[Extracted data entries]
##############################

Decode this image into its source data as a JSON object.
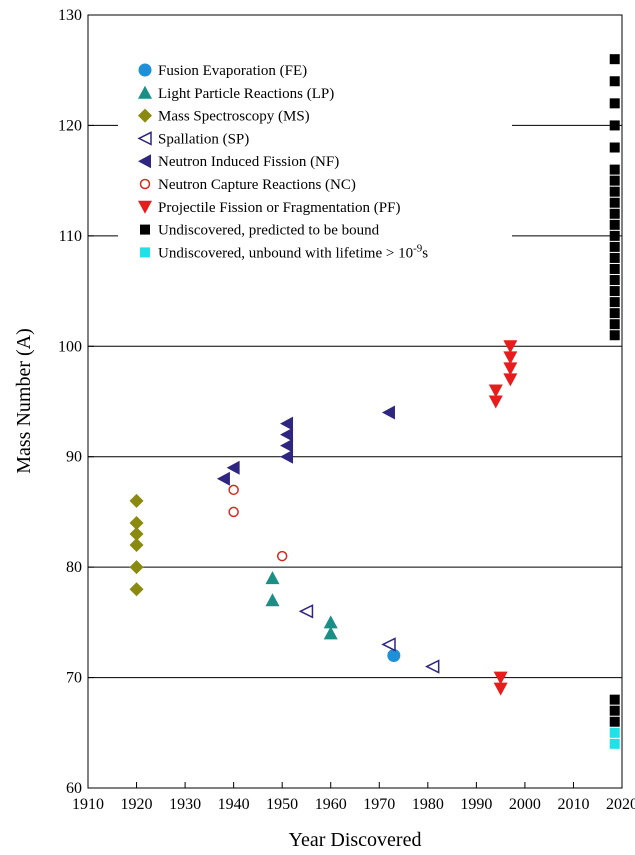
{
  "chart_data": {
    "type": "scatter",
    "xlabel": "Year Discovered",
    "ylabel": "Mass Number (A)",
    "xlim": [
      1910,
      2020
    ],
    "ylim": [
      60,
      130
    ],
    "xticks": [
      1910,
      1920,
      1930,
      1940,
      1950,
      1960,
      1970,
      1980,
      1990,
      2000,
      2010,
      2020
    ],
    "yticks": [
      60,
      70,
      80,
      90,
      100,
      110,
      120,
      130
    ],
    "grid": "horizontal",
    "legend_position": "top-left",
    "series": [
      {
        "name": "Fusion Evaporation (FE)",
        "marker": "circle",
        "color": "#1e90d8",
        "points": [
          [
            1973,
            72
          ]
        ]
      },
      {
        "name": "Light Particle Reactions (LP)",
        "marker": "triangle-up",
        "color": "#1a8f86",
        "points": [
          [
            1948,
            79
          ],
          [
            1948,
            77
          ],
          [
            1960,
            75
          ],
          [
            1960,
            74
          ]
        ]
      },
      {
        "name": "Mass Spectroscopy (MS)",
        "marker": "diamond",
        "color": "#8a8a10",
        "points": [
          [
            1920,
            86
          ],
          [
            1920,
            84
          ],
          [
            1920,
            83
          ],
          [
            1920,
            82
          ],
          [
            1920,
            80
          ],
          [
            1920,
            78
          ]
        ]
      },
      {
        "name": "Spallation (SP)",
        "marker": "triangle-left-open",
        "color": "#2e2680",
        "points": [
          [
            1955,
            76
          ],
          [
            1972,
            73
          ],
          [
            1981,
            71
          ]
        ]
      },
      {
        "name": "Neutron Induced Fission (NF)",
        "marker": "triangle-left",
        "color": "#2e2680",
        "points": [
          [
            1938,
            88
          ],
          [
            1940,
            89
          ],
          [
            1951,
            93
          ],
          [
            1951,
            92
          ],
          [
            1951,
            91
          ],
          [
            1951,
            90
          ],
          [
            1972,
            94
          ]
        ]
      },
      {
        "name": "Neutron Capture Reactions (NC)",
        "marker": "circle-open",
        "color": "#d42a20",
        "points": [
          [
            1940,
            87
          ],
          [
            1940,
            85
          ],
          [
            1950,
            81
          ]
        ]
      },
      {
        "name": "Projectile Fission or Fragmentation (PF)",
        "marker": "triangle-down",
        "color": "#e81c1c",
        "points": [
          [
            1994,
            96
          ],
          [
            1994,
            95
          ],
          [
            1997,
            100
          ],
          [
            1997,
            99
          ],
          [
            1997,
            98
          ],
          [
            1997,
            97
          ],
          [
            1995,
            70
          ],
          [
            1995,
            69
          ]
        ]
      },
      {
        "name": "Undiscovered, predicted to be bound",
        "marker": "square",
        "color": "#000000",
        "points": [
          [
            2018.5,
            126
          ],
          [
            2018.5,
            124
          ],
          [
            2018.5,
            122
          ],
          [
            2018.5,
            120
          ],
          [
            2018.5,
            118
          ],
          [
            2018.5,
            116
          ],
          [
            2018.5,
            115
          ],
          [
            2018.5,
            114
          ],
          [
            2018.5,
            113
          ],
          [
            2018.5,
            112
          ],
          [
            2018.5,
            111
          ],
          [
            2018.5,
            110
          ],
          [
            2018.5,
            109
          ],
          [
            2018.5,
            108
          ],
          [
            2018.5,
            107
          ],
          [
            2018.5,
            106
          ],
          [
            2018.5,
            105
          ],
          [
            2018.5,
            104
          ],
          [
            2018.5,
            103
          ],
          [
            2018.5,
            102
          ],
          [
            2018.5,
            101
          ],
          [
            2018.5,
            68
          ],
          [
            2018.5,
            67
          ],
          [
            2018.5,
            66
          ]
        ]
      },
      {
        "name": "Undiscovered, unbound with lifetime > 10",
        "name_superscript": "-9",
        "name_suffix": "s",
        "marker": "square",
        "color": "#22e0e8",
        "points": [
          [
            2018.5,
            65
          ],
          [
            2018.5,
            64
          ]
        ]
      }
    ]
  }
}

##############################

**Challenge**
Reproduce each line of the entries in which the word "Undiscovered" is found.

**Answer to this exercise**
        "name": "Undiscovered, predicted to be bound",
        "name": "Undiscovered, unbound with lifetime > 10",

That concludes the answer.